→ WHAT IS EXPECTED
In the records that follow, locate every line with "will" and extract it.

==== DATA SECTION

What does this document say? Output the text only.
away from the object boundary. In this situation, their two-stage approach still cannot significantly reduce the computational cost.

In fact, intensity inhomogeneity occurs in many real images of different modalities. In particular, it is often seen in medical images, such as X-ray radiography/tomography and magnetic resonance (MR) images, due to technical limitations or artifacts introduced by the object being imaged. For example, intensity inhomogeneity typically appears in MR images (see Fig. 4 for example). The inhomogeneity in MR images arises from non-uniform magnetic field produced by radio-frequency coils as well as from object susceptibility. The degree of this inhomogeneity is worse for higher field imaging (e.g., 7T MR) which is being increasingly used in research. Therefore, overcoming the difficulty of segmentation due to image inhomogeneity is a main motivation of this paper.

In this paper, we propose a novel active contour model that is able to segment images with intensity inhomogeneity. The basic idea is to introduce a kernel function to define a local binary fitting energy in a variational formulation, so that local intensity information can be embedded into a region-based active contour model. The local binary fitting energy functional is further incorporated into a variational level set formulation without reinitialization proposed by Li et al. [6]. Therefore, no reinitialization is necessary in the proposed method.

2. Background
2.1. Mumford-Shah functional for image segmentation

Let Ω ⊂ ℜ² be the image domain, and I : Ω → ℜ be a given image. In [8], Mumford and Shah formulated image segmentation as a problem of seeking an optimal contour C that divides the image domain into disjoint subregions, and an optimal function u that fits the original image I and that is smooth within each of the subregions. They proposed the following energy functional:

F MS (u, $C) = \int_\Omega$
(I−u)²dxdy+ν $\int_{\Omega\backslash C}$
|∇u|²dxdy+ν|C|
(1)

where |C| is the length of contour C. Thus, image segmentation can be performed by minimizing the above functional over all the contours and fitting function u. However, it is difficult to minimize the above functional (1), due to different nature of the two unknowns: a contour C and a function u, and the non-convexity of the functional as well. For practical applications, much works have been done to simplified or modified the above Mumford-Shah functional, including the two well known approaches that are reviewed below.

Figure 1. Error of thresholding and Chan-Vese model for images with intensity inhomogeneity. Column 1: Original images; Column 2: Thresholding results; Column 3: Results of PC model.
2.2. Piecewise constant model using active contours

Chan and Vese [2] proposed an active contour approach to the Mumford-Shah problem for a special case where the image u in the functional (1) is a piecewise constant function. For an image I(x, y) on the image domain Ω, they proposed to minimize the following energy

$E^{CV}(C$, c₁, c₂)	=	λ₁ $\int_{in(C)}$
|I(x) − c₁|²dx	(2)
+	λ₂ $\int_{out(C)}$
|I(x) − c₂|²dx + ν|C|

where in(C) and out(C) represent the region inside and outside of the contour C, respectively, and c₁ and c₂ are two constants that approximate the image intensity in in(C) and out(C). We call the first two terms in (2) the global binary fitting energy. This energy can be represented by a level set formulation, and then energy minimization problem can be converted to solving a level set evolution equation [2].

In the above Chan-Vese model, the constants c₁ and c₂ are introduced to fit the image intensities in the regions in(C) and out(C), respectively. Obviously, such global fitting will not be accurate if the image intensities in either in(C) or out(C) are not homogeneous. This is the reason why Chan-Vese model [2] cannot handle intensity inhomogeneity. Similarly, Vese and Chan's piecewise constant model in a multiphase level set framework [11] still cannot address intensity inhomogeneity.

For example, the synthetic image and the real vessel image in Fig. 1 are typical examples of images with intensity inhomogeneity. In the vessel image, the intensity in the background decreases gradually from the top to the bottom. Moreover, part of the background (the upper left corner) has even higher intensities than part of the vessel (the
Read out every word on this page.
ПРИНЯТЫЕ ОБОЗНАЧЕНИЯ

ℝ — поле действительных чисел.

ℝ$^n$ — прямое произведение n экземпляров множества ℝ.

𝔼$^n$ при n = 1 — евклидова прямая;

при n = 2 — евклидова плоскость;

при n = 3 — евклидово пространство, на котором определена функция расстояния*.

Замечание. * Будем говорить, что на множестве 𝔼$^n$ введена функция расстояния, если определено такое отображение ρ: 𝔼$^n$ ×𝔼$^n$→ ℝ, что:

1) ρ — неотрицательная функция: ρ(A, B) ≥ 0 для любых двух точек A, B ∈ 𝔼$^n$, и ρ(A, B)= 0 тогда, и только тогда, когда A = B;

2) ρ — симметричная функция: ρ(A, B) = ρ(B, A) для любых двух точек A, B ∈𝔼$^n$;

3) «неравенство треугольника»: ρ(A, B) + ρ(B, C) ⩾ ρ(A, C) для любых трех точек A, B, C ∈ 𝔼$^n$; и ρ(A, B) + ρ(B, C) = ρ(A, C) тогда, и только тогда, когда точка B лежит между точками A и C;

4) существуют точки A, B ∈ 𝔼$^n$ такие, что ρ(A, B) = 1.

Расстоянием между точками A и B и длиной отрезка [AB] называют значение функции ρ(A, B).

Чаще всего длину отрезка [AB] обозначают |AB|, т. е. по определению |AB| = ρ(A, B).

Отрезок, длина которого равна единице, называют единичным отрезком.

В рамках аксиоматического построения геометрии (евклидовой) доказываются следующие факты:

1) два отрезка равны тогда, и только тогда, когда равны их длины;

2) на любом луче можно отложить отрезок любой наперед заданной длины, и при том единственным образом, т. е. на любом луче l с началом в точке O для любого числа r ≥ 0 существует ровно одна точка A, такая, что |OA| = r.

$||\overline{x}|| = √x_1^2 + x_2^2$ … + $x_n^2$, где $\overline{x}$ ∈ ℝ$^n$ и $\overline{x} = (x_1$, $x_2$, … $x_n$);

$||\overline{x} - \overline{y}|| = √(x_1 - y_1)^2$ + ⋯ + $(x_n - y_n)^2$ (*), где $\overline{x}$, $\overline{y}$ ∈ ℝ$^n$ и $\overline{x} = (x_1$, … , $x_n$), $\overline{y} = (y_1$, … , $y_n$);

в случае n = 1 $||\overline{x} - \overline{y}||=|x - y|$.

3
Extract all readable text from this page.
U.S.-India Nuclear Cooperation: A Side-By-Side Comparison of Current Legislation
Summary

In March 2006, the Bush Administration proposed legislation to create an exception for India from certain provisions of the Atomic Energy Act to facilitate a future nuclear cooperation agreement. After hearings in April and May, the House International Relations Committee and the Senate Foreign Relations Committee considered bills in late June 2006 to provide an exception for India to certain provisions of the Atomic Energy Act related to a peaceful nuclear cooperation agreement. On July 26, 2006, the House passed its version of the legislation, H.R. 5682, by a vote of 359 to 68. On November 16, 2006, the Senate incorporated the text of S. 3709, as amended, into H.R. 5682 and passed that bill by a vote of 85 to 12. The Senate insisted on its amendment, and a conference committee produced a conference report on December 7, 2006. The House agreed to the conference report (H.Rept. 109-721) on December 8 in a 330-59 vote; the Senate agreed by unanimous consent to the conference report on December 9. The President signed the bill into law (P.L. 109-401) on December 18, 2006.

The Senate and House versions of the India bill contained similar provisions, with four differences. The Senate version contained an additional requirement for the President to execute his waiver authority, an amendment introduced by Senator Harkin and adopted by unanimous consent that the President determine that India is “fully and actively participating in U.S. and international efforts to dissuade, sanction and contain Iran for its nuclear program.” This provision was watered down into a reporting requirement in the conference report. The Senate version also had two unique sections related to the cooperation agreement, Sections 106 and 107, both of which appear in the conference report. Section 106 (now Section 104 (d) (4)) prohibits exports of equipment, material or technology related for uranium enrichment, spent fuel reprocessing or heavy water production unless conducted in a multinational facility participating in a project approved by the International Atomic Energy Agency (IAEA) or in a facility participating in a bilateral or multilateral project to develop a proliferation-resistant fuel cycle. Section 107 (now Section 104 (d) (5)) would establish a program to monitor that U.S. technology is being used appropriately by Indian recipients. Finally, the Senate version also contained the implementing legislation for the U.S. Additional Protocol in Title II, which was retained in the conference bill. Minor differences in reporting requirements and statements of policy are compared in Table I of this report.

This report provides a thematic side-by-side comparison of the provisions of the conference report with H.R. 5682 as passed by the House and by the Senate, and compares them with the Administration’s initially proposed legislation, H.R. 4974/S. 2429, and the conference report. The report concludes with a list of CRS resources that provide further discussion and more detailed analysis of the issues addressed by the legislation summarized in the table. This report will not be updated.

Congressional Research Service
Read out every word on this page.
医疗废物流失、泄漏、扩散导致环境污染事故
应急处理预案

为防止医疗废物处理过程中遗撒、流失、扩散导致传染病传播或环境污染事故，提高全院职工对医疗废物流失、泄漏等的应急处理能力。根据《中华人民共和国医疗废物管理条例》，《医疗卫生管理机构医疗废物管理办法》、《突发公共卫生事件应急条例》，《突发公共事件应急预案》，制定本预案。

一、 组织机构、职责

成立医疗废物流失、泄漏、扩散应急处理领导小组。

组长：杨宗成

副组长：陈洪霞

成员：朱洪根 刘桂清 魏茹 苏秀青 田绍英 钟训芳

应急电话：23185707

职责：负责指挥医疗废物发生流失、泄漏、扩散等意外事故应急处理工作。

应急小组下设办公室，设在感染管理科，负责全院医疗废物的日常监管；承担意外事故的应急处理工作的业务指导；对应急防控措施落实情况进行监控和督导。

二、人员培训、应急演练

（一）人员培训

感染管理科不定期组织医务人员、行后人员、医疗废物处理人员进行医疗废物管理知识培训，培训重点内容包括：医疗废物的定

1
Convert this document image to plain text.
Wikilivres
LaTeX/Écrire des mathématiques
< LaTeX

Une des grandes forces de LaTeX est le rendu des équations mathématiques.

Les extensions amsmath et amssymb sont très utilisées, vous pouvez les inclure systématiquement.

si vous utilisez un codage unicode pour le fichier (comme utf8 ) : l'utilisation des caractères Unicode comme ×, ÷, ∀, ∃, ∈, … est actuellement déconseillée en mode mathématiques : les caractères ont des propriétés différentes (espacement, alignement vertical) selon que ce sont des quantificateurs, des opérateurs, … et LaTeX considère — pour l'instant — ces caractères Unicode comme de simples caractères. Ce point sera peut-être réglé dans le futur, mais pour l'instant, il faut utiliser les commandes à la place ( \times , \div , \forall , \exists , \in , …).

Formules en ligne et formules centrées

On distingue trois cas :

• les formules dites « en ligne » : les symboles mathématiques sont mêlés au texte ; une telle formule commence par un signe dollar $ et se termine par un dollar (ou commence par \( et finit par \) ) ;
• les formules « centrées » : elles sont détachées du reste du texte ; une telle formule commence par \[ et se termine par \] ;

========

→ SOLUTION TO THE PROBLEM
In the above Chan-Vese model, the constants c₁ and c₂ are introduced to fit the image intensities in the regions in(C) and out(C), respectively. Obviously, such global fitting will not be accurate if the image intensities in either in(C) or out(C) are not homogeneous. This is the reason why Chan-Vese model [2] cannot handle intensity inhomogeneity. Similarly, Vese and Chan's piecewise constant model in a multiphase level set framework [11] still cannot address intensity inhomogeneity.
This report provides a thematic side-by-side comparison of the provisions of the conference report with H.R. 5682 as passed by the House and by the Senate, and compares them with the Administration’s initially proposed legislation, H.R. 4974/S. 2429, and the conference report. The report concludes with a list of CRS resources that provide further discussion and more detailed analysis of the issues addressed by the legislation summarized in the table. This report will not be updated.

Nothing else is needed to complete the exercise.